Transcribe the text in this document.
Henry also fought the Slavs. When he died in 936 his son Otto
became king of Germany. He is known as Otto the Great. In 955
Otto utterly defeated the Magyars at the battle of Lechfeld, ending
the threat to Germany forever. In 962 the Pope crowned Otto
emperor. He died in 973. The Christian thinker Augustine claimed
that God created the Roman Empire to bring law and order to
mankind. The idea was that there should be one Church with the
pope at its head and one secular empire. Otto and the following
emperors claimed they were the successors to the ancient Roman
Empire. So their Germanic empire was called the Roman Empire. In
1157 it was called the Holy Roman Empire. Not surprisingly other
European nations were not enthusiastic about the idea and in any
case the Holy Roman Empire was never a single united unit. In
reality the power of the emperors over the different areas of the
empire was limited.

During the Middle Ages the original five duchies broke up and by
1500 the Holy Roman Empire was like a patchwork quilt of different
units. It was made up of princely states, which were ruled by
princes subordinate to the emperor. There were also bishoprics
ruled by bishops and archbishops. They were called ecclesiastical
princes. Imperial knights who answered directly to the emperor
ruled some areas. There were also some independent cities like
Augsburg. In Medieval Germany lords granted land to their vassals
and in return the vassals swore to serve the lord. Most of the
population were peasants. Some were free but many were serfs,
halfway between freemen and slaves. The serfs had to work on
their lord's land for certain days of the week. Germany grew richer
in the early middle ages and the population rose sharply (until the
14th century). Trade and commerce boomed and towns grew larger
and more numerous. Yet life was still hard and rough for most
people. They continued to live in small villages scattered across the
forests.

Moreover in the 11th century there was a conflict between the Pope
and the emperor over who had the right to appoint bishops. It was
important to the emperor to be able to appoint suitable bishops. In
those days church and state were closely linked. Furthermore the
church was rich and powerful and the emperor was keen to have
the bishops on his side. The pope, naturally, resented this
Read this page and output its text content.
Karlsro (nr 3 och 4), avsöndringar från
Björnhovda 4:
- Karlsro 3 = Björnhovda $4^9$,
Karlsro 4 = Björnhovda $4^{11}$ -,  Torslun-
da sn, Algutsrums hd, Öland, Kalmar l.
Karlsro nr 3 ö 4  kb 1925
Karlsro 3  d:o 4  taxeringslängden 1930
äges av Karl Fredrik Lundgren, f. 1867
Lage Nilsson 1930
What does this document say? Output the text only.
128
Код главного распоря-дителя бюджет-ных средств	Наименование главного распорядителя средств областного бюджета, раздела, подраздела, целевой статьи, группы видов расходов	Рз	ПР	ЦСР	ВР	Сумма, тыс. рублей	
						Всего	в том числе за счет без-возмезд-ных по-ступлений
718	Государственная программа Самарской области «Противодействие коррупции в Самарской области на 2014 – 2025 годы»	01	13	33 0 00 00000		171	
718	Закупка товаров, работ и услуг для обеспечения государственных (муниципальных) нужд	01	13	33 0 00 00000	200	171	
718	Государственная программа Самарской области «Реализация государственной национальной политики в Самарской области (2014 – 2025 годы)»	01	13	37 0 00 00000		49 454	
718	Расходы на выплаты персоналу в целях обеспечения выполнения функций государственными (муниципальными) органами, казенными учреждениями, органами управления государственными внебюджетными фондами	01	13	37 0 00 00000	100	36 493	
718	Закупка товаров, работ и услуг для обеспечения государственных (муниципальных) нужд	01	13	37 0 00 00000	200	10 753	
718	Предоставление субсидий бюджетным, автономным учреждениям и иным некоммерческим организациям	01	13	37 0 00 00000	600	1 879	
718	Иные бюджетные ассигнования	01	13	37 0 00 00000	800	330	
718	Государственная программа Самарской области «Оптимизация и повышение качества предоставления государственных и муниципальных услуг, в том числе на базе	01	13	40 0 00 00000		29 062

________________________

▶ [Exercise]: Go through the records above and retype each one exactly.

▶ [Solved problem]:
Transcribe the text in this document.
Henry also fought the Slavs. When he died in 936 his son Otto
became king of Germany. He is known as Otto the Great. In 955
Otto utterly defeated the Magyars at the battle of Lechfeld, ending
the threat to Germany forever. In 962 the Pope crowned Otto
emperor. He died in 973. The Christian thinker Augustine claimed
that God created the Roman Empire to bring law and order to
mankind. The idea was that there should be one Church with the
pope at its head and one secular empire. Otto and the following
emperors claimed they were the successors to the ancient Roman
Empire. So their Germanic empire was called the Roman Empire. In
1157 it was called the Holy Roman Empire. Not surprisingly other
European nations were not enthusiastic about the idea and in any
case the Holy Roman Empire was never a single united unit. In
reality the power of the emperors over the different areas of the
empire was limited.

During the Middle Ages the original five duchies broke up and by
1500 the Holy Roman Empire was like a patchwork quilt of different
units. It was made up of princely states, which were ruled by
princes subordinate to the emperor. There were also bishoprics
ruled by bishops and archbishops. They were called ecclesiastical
princes. Imperial knights who answered directly to the emperor
ruled some areas. There were also some independent cities like
Augsburg. In Medieval Germany lords granted land to their vassals
and in return the vassals swore to serve the lord. Most of the
population were peasants. Some were free but many were serfs,
halfway between freemen and slaves. The serfs had to work on
their lord's land for certain days of the week. Germany grew richer
in the early middle ages and the population rose sharply (until the
14th century). Trade and commerce boomed and towns grew larger
and more numerous. Yet life was still hard and rough for most
people. They continued to live in small villages scattered across the
forests.

Moreover in the 11th century there was a conflict between the Pope
and the emperor over who had the right to appoint bishops. It was
important to the emperor to be able to appoint suitable bishops. In
those days church and state were closely linked. Furthermore the
church was rich and powerful and the emperor was keen to have
the bishops on his side. The pope, naturally, resented this
Read this page and output its text content.
Karlsro (nr 3 och 4), avsöndringar från
Björnhovda 4:
- Karlsro 3 = Björnhovda $4^9$,
Karlsro 4 = Björnhovda $4^{11}$ -,  Torslun-
da sn, Algutsrums hd, Öland, Kalmar l.
Karlsro nr 3 ö 4  kb 1925
Karlsro 3  d:o 4  taxeringslängden 1930
äges av Karl Fredrik Lundgren, f. 1867
Lage Nilsson 1930
What does this document say? Output the text only.
128
Код главного распоря-дителя бюджет-ных средств	Наименование главного распорядителя средств областного бюджета, раздела, подраздела, целевой статьи, группы видов расходов	Рз	ПР	ЦСР	ВР	Сумма, тыс. рублей	
						Всего	в том числе за счет без-возмезд-ных по-ступлений
718	Государственная программа Самарской области «Противодействие коррупции в Самарской области на 2014 – 2025 годы»	01	13	33 0 00 00000		171	
718	Закупка товаров, работ и услуг для обеспечения государственных (муниципальных) нужд	01	13	33 0 00 00000	200	171	
718	Государственная программа Самарской области «Реализация государственной национальной политики в Самарской области (2014 – 2025 годы)»	01	13	37 0 00 00000		49 454	
718	Расходы на выплаты персоналу в целях обеспечения выполнения функций государственными (муниципальными) органами, казенными учреждениями, органами управления государственными внебюджетными фондами	01	13	37 0 00 00000	100	36 493	
718	Закупка товаров, работ и услуг для обеспечения государственных (муниципальных) нужд	01	13	37 0 00 00000	200	10 753	
718	Предоставление субсидий бюджетным, автономным учреждениям и иным некоммерческим организациям	01	13	37 0 00 00000	600	1 879	
718	Иные бюджетные ассигнования	01	13	37 0 00 00000	800	330	
718	Государственная программа Самарской области «Оптимизация и повышение качества предоставления государственных и муниципальных услуг, в том числе на базе	01	13	40 0 00 00000		29 062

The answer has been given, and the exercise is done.